Records provided:
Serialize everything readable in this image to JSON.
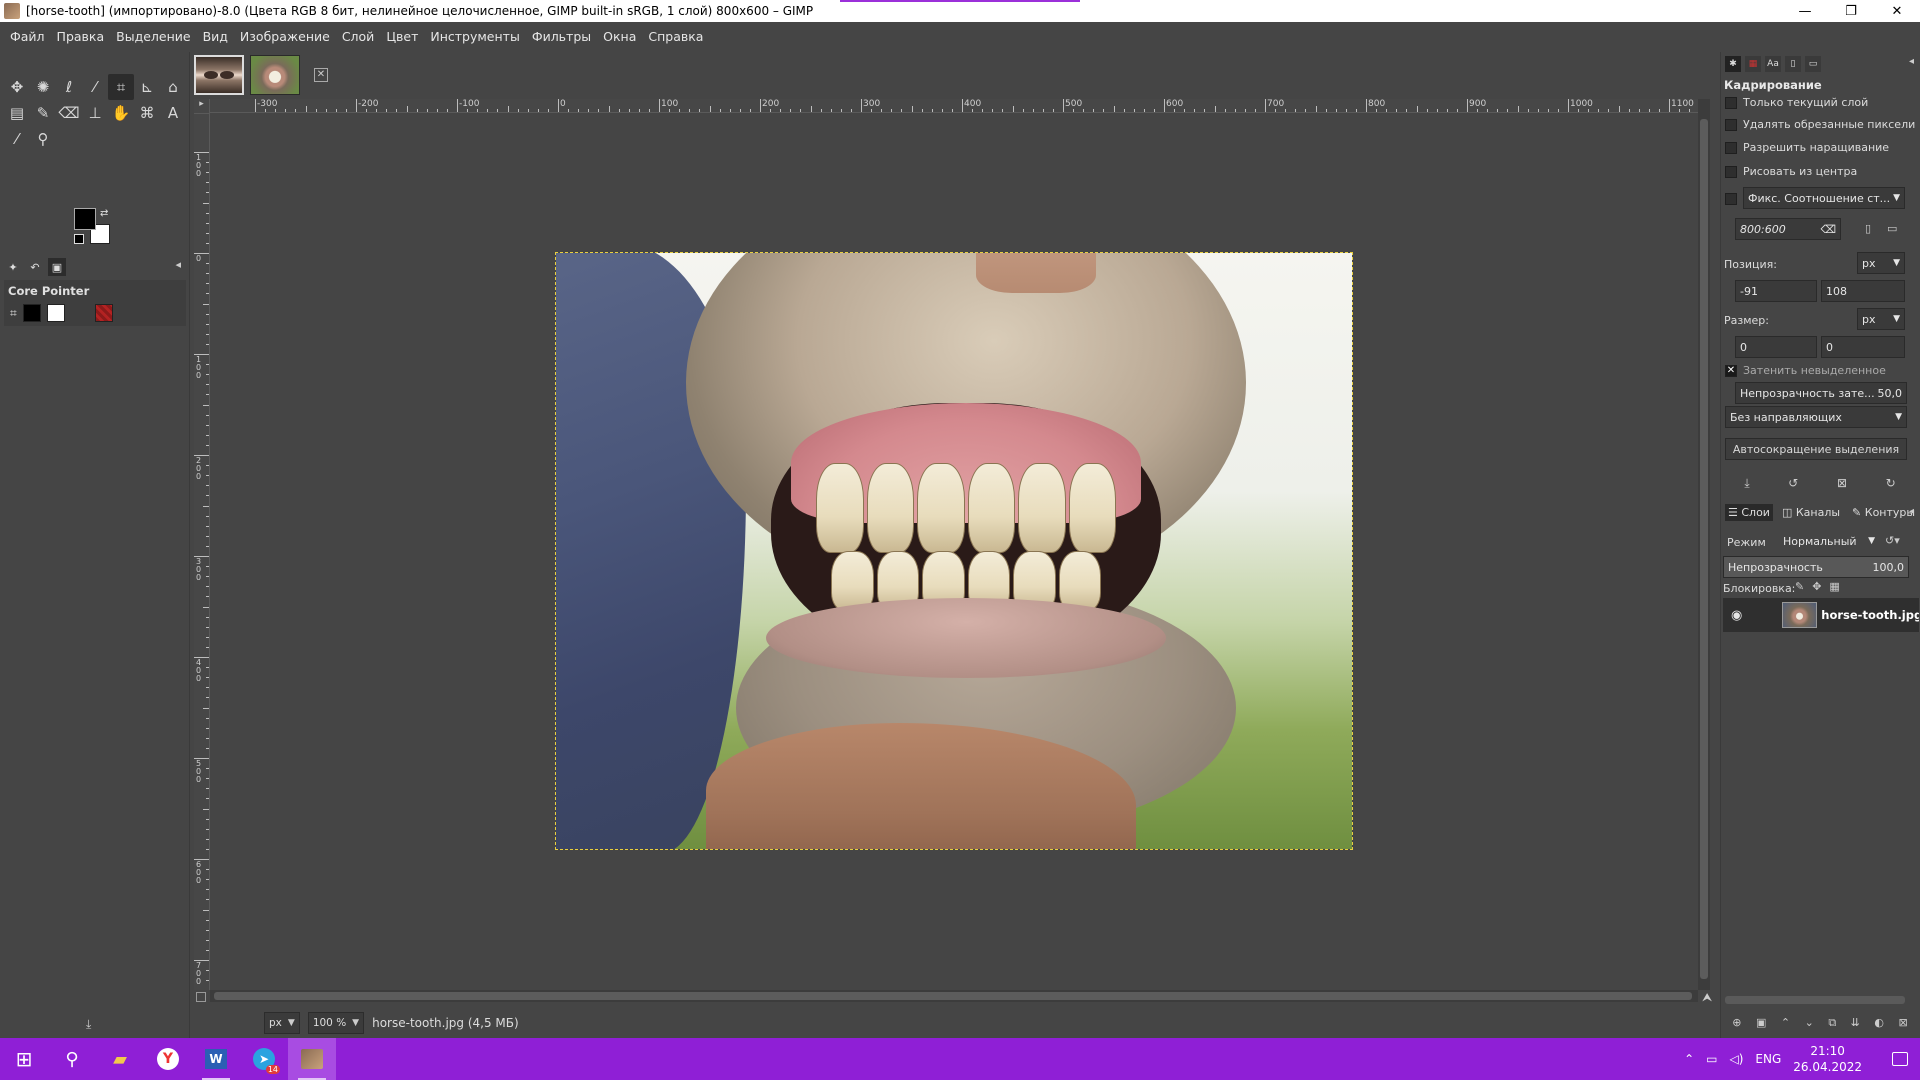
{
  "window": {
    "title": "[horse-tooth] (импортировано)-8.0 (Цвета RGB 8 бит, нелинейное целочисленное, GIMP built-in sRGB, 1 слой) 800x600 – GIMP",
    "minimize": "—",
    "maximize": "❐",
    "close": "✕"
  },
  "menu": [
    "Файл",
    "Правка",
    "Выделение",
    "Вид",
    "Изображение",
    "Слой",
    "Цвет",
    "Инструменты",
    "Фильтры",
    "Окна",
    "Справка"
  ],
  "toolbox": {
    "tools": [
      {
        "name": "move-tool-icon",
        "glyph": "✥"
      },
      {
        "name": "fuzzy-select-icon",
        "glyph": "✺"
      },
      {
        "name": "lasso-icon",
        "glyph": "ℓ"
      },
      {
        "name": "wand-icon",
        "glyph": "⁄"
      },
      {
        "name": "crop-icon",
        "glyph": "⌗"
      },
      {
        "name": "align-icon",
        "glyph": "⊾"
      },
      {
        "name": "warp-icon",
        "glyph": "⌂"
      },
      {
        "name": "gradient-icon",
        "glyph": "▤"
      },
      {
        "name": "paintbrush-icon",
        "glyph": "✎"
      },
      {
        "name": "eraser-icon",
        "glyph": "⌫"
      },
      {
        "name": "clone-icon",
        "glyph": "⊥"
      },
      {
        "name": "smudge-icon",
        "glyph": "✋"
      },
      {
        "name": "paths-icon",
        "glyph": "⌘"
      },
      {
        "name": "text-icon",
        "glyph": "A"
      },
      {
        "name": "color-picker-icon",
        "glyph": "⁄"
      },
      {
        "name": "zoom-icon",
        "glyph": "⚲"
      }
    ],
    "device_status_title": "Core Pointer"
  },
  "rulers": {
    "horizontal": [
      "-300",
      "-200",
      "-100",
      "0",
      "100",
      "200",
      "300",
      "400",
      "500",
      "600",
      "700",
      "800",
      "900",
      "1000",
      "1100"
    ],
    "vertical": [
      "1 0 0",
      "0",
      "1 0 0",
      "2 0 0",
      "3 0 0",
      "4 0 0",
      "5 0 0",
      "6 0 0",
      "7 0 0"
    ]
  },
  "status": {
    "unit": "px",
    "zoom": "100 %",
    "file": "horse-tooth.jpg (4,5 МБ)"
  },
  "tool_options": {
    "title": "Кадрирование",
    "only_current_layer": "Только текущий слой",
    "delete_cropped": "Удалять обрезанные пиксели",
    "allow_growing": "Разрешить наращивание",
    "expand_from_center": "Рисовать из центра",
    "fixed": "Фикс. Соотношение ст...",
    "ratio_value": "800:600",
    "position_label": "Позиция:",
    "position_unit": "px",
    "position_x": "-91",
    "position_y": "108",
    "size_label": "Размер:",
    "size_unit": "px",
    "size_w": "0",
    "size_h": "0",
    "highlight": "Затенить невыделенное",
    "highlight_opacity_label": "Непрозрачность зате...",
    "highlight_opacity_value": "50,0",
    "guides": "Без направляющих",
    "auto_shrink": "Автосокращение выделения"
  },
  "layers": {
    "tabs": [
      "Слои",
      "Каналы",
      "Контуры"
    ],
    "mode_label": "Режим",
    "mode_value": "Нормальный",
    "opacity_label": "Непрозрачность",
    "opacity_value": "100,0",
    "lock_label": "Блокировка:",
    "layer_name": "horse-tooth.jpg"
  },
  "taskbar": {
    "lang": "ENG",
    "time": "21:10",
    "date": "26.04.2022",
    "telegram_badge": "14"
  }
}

Problem statement:
Count how many lines hold the string "tooth" and give that number alone.

Task response:
3